**WRITTEN EXERCISE**.
Scan the data below for the string "JSON". Copy every line where it appears.

**DATA SUPPLIED**.
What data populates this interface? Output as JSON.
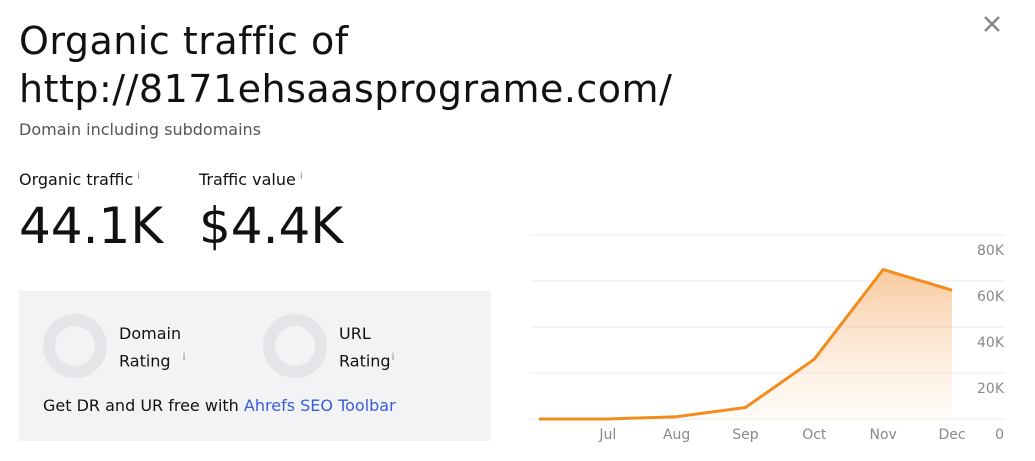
{
  "header": {
    "title_line1": "Organic traffic of",
    "title_line2": "http://8171ehsaasprograme.com/",
    "subtitle": "Domain including subdomains"
  },
  "info_mark": "i",
  "metrics": [
    {
      "label": "Organic traffic",
      "value": "44.1K"
    },
    {
      "label": "Traffic value",
      "value": "$4.4K"
    }
  ],
  "ratings": [
    {
      "label_line1": "Domain",
      "label_line2": "Rating"
    },
    {
      "label_line1": "URL",
      "label_line2": "Rating"
    }
  ],
  "promo": {
    "text": "Get DR and UR free with",
    "link": "Ahrefs SEO Toolbar"
  },
  "chart_data": {
    "type": "area",
    "color": "#f28c1e",
    "categories": [
      null,
      "Jul",
      "Aug",
      "Sep",
      "Oct",
      "Nov",
      "Dec"
    ],
    "values": [
      0,
      0,
      1000,
      5000,
      26000,
      65000,
      56000
    ],
    "ylim": [
      0,
      80000
    ],
    "yticks": [
      0,
      {
        "value": 20000,
        "label": "20K"
      },
      {
        "value": 40000,
        "label": "40K"
      },
      {
        "value": 60000,
        "label": "60K"
      },
      {
        "value": 80000,
        "label": "80K"
      }
    ],
    "grid": true
  }
}
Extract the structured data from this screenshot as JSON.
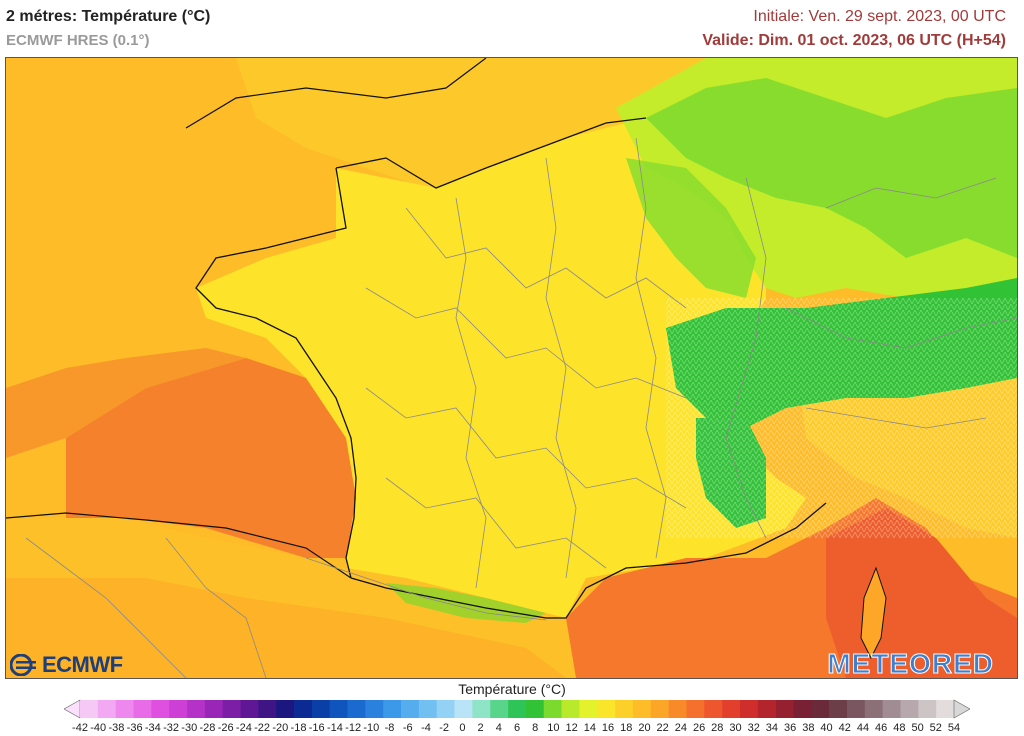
{
  "header": {
    "title": "2 métres: Température (°C)",
    "model": "ECMWF HRES (0.1°)",
    "initial": "Initiale: Ven. 29 sept. 2023, 00 UTC",
    "valid": "Valide: Dim. 01 oct. 2023, 06 UTC (H+54)"
  },
  "logos": {
    "left": "ECMWF",
    "right": "METEORED"
  },
  "legend": {
    "title": "Température (°C)",
    "ticks": [
      "-42",
      "-40",
      "-38",
      "-36",
      "-34",
      "-32",
      "-30",
      "-28",
      "-26",
      "-24",
      "-22",
      "-20",
      "-18",
      "-16",
      "-14",
      "-12",
      "-10",
      "-8",
      "-6",
      "-4",
      "-2",
      "0",
      "2",
      "4",
      "6",
      "8",
      "10",
      "12",
      "14",
      "16",
      "18",
      "20",
      "22",
      "24",
      "26",
      "28",
      "30",
      "32",
      "34",
      "36",
      "38",
      "40",
      "42",
      "44",
      "46",
      "48",
      "50",
      "52",
      "54"
    ],
    "colors": [
      "#f6c8f6",
      "#f3a8f3",
      "#ee88ee",
      "#e86ce8",
      "#df50e0",
      "#cd3fd5",
      "#b532c8",
      "#9a26b8",
      "#7c1ea6",
      "#5f1795",
      "#3f1586",
      "#1c1680",
      "#0b2a93",
      "#0b3fa8",
      "#1055bd",
      "#1a6ad0",
      "#2a82de",
      "#3c98e8",
      "#55adee",
      "#72c0f2",
      "#94d2f5",
      "#b9e3f7",
      "#8fe3c7",
      "#58d58a",
      "#2fc457",
      "#32c236",
      "#7cd92e",
      "#b8e92b",
      "#e3f22a",
      "#fbe52a",
      "#fdd029",
      "#fdbc28",
      "#fca628",
      "#f98a2a",
      "#f5702c",
      "#ee562d",
      "#e23f2d",
      "#cf2e2d",
      "#b3242d",
      "#962030",
      "#7a2034",
      "#6a2a3a",
      "#6b3e48",
      "#7a5660",
      "#8c7078",
      "#a08c92",
      "#b6a8ac",
      "#cdc4c6",
      "#e2dcdd"
    ],
    "low_end_color": "#fbe0fb",
    "high_end_color": "#d8d8d8"
  }
}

**ANSWER FOR THE TASK**.
What data populates this interface? Output as JSON.
Extract the structured data from this screenshot as JSON.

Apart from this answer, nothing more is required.